((
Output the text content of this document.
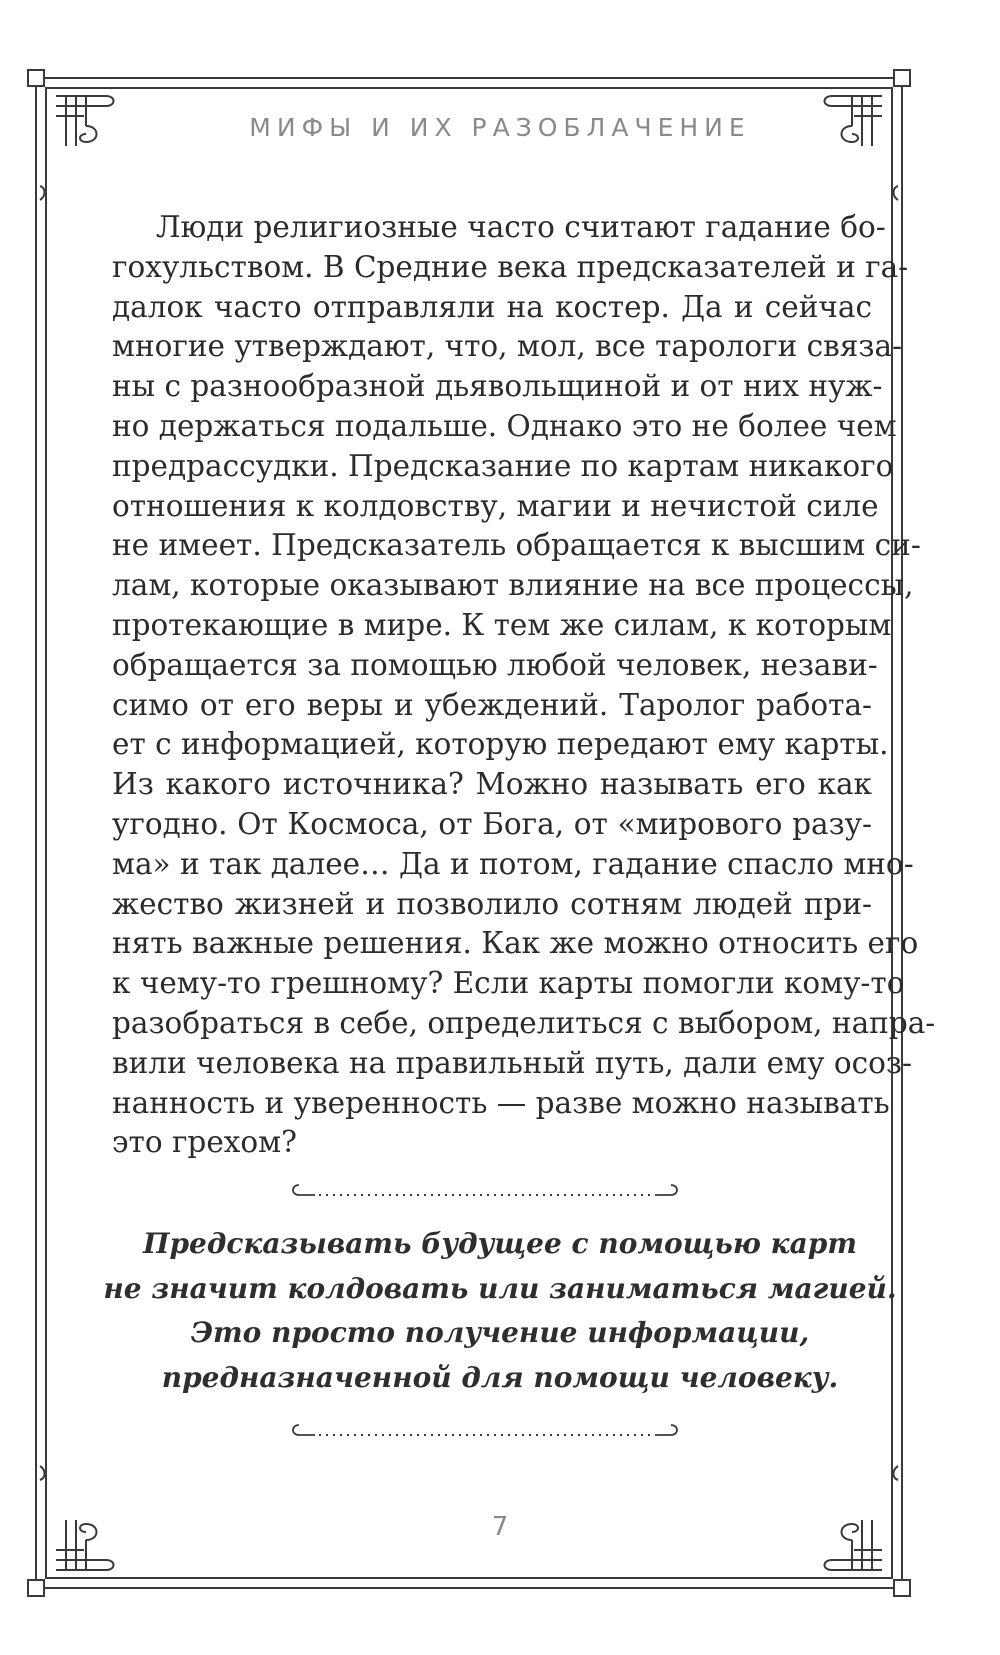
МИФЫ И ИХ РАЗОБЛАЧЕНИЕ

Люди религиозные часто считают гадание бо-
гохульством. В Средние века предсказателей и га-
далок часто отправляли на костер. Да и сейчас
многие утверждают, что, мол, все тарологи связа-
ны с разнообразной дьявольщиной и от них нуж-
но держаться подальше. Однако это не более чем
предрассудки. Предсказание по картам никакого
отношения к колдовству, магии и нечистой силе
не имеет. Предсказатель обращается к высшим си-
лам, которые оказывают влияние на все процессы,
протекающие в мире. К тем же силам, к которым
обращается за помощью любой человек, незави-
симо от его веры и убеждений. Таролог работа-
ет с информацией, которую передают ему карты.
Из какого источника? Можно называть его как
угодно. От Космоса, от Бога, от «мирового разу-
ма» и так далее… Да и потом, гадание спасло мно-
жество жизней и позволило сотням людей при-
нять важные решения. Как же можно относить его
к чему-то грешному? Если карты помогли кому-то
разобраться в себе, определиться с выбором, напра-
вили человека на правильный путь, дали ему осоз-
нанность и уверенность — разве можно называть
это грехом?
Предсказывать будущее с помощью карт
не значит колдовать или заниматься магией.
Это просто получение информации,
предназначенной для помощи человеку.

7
))
((
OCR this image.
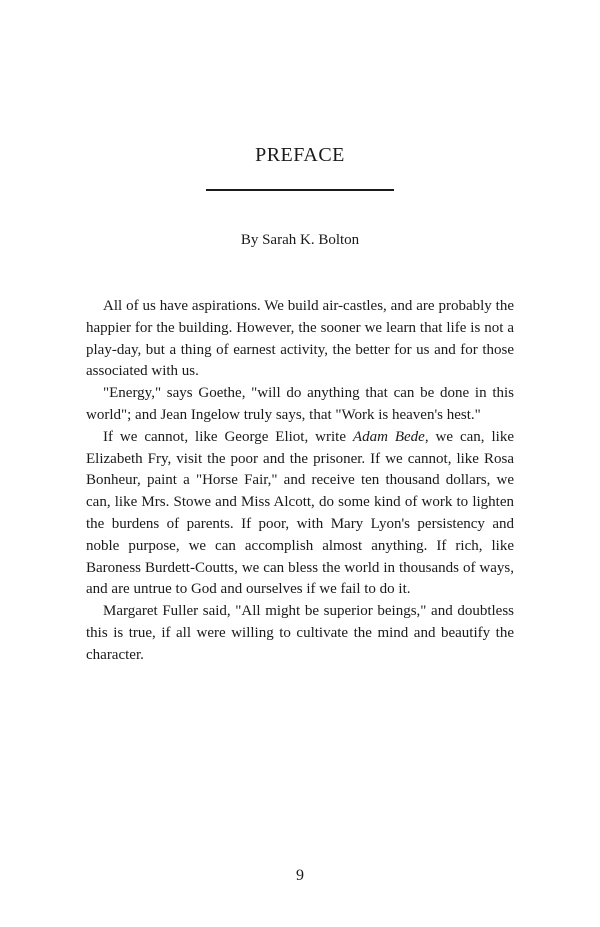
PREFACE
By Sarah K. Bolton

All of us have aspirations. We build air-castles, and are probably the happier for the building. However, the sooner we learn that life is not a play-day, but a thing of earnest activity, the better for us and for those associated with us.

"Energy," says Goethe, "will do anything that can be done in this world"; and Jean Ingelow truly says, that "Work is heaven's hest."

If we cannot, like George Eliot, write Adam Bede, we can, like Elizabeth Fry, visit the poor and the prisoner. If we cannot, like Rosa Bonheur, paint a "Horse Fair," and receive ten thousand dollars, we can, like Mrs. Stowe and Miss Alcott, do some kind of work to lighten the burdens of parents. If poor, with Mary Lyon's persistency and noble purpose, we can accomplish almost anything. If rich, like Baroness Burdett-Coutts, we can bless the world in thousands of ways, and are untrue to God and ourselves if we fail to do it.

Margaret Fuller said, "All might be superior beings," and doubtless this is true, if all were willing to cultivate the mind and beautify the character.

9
))
((
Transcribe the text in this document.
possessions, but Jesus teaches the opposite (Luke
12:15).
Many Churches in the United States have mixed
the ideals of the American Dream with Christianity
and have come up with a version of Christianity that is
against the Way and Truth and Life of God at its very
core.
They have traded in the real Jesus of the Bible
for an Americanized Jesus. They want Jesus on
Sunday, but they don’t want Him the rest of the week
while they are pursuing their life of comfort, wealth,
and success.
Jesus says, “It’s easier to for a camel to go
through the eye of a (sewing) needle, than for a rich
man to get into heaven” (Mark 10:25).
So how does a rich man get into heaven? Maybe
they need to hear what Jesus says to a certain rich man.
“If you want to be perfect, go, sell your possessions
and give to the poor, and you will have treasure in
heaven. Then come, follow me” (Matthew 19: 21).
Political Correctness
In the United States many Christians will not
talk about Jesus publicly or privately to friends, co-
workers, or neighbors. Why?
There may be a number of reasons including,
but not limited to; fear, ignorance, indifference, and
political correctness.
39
))
INSTRUCTION:
How many lines of these entries contain the string "world"? Reply with the number alone.

EXERCISE SOLUTION:
2